● **EXERCISE AIM**
Wherever the word "Российской" shows up in a line, please copy that line.
-- start EXTRACTED DATA --
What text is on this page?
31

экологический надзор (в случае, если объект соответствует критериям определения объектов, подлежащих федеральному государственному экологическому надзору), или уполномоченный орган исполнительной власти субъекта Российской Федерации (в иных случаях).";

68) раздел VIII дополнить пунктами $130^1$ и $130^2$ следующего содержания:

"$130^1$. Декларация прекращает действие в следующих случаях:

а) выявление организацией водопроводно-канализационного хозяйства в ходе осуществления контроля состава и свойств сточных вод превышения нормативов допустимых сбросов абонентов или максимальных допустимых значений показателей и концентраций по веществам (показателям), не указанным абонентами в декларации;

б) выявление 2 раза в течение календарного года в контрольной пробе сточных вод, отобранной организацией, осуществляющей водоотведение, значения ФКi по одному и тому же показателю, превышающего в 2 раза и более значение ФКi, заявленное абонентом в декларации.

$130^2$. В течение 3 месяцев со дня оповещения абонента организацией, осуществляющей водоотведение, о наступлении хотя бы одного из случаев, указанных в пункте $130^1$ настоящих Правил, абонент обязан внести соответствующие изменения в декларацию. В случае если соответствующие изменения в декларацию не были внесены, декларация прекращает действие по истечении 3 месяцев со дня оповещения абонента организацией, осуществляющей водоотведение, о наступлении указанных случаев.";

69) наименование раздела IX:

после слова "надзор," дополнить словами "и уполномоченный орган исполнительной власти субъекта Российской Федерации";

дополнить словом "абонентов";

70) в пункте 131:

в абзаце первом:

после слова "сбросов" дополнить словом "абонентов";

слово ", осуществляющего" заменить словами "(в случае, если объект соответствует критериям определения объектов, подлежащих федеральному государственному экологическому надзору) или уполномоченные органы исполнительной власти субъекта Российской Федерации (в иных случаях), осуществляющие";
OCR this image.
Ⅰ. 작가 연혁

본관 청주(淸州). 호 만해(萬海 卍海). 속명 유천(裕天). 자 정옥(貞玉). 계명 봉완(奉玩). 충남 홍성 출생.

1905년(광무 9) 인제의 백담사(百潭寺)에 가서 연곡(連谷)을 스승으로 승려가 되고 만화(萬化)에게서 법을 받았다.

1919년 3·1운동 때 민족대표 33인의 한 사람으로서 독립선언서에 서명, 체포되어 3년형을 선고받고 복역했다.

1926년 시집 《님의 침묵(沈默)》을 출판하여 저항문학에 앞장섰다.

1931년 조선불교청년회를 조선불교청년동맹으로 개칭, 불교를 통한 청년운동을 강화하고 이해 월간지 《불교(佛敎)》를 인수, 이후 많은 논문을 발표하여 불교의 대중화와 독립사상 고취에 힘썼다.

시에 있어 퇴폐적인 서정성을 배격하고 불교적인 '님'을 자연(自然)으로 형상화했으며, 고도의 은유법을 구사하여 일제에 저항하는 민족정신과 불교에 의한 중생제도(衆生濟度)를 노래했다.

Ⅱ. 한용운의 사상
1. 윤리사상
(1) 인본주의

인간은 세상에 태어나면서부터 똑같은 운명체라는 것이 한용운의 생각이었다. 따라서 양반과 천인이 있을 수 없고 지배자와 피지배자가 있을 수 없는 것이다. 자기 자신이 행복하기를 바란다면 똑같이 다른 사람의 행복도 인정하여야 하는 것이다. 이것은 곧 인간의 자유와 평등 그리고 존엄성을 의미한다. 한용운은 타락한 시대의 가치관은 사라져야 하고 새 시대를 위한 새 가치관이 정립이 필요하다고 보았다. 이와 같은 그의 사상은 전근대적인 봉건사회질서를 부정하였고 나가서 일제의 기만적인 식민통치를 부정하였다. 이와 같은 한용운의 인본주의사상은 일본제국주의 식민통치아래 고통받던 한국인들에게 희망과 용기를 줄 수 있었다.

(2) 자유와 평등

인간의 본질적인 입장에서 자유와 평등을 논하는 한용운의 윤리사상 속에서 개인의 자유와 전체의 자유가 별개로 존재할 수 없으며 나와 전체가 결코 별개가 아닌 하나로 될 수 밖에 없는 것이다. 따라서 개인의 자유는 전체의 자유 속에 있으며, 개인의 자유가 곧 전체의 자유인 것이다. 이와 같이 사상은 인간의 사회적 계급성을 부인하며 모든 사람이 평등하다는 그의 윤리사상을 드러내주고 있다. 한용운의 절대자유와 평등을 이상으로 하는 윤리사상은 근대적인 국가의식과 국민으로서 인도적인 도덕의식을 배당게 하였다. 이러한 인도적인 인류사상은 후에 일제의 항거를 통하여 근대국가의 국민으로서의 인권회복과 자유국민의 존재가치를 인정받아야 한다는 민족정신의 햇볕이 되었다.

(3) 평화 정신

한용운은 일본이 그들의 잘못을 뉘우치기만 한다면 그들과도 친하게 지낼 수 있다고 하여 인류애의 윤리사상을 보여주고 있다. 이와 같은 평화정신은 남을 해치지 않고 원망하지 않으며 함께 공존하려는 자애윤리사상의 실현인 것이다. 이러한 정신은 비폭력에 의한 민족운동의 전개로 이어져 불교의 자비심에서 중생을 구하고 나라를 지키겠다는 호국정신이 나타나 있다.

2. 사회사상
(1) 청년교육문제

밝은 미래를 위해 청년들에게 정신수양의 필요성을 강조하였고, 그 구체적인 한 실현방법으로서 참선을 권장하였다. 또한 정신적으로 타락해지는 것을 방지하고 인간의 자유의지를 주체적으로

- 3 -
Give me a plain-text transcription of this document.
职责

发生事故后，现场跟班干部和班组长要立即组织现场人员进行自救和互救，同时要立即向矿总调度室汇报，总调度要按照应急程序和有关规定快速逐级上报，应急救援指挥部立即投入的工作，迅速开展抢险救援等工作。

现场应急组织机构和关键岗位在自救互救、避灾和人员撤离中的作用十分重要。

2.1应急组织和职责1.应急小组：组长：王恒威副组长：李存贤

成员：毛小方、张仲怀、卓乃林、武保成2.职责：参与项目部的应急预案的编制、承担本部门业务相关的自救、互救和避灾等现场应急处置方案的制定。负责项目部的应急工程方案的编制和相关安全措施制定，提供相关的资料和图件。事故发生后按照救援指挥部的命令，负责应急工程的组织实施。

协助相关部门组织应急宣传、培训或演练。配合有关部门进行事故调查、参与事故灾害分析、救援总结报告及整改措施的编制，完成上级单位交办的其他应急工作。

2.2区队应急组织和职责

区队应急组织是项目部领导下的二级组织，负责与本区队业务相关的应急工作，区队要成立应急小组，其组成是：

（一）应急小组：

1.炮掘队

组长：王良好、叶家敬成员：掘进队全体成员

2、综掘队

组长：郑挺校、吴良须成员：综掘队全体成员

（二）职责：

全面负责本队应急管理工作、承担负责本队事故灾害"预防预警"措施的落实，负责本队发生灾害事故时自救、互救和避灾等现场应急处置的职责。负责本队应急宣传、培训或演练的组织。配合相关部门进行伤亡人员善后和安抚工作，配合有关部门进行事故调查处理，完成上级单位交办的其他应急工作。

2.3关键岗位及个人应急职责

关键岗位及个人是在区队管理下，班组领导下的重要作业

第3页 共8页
-- end EXTRACTED DATA --
● **IN RESPONSE**
экологический надзор (в случае, если объект соответствует критериям определения объектов, подлежащих федеральному государственному экологическому надзору), или уполномоченный орган исполнительной власти субъекта Российской Федерации (в иных случаях).";
после слова "надзор," дополнить словами "и уполномоченный орган исполнительной власти субъекта Российской Федерации";
слово ", осуществляющего" заменить словами "(в случае, если объект соответствует критериям определения объектов, подлежащих федеральному государственному экологическому надзору) или уполномоченные органы исполнительной власти субъекта Российской Федерации (в иных случаях), осуществляющие";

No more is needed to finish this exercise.